» **Do this**
Copy each line holding the string "ดทำปฏ".

Excerpt from a dataset
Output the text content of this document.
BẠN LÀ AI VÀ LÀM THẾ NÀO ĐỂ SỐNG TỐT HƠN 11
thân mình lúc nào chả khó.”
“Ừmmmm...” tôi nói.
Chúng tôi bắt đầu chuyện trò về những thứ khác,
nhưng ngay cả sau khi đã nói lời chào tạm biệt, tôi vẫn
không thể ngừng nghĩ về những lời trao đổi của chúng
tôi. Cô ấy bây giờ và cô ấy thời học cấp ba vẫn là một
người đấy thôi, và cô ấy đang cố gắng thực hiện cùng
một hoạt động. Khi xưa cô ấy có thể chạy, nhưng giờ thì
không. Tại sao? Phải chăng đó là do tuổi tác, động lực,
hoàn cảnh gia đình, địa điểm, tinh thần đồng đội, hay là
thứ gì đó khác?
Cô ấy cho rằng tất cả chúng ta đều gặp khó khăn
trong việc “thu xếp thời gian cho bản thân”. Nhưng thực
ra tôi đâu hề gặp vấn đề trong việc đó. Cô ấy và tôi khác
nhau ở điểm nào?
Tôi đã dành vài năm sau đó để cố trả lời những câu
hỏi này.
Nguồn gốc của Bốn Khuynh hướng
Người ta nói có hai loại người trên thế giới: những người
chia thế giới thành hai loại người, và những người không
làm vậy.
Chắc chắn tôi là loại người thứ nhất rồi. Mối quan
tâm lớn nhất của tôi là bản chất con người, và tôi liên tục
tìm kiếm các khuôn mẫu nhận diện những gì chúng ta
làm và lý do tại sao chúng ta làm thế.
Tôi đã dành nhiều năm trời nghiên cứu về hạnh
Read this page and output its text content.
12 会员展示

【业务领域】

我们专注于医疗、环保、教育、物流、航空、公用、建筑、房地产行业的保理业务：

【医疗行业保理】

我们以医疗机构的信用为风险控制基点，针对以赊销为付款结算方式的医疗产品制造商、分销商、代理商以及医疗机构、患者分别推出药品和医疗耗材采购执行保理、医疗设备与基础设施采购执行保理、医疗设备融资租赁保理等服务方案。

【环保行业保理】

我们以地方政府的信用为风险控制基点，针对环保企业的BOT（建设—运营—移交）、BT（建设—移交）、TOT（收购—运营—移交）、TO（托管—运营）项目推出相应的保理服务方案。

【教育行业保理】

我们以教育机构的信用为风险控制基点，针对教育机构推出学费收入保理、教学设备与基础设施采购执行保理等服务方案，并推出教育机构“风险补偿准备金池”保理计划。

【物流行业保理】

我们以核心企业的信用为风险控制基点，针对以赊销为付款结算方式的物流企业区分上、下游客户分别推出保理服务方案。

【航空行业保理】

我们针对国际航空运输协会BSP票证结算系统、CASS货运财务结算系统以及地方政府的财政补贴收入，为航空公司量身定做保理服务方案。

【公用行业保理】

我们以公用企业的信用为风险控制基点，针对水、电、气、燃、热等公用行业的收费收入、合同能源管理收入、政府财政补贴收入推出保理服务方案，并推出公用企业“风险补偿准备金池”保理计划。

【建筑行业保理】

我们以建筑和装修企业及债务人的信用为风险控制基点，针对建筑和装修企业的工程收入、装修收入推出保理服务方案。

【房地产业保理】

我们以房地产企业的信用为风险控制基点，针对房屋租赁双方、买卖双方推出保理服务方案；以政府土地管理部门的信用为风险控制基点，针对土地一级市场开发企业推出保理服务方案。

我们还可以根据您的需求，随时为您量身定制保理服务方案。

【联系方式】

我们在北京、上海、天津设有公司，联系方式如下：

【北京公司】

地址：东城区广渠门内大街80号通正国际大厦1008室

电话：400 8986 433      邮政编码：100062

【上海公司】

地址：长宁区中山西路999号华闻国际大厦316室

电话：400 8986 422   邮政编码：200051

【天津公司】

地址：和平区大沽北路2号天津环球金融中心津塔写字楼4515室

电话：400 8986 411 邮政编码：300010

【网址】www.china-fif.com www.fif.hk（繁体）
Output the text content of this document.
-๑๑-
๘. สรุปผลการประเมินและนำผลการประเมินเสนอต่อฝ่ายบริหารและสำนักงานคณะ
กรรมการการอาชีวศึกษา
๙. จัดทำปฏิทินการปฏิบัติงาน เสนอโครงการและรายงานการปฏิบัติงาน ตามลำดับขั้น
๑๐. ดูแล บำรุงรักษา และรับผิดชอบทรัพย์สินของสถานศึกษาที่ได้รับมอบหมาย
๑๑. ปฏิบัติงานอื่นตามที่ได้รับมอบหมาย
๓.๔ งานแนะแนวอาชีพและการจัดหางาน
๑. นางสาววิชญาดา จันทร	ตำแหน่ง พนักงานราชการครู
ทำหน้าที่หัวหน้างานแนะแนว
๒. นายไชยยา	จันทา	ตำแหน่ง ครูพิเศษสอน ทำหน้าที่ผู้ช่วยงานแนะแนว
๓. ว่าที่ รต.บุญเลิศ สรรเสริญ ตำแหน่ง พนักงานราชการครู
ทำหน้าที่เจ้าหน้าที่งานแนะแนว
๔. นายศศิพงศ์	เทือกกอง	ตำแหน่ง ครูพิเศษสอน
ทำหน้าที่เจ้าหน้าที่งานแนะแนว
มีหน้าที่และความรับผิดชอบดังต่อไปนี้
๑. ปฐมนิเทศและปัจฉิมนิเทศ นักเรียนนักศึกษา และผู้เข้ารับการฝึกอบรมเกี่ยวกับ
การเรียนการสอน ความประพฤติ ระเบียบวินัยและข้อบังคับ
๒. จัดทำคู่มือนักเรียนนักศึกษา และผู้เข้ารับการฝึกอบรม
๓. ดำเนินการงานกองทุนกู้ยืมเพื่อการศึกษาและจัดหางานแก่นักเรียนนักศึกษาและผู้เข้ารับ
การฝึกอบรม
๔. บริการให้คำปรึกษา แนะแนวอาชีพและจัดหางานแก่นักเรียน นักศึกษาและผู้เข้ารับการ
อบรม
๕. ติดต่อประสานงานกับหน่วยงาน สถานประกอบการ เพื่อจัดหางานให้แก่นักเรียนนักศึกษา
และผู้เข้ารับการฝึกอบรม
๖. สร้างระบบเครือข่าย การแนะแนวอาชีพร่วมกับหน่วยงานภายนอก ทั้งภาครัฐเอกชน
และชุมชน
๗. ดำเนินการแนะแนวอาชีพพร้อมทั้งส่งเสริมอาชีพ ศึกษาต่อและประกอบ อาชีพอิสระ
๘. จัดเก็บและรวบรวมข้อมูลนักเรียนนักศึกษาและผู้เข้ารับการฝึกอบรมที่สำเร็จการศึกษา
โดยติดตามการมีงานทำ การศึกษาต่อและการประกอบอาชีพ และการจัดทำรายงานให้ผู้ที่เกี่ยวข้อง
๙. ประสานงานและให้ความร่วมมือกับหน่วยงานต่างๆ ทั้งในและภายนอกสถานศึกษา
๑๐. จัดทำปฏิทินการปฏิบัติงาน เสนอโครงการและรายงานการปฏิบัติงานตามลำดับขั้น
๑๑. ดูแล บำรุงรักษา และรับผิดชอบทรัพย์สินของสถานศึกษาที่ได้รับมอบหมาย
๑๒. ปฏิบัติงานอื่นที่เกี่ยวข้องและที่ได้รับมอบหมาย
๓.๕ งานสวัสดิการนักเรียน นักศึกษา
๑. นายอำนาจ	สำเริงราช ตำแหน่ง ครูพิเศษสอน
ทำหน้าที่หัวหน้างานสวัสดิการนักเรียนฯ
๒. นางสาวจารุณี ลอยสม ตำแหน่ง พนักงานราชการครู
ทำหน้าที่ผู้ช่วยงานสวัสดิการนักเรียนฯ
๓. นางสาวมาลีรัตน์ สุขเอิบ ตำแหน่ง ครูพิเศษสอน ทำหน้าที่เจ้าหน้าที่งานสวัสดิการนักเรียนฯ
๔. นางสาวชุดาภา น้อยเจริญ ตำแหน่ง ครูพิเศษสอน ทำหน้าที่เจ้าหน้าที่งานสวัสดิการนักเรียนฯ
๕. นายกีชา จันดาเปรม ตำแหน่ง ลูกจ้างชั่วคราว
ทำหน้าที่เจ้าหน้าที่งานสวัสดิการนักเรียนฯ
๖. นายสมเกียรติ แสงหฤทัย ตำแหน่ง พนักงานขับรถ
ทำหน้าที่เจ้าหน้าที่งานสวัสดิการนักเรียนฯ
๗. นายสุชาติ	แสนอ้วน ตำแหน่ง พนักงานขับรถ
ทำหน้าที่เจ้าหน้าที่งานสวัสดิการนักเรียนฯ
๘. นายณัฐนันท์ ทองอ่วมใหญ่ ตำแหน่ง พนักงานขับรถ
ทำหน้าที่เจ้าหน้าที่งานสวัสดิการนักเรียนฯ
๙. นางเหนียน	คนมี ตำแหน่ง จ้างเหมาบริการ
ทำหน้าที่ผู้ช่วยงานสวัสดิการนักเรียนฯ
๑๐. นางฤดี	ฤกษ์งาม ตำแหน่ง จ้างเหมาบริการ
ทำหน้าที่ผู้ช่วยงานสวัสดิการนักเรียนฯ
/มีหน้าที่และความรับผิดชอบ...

» **Full output**
๙. จัดทำปฏิทินการปฏิบัติงาน เสนอโครงการและรายงานการปฏิบัติงาน ตามลำดับขั้น
๑๐. จัดทำปฏิทินการปฏิบัติงาน เสนอโครงการและรายงานการปฏิบัติงานตามลำดับขั้น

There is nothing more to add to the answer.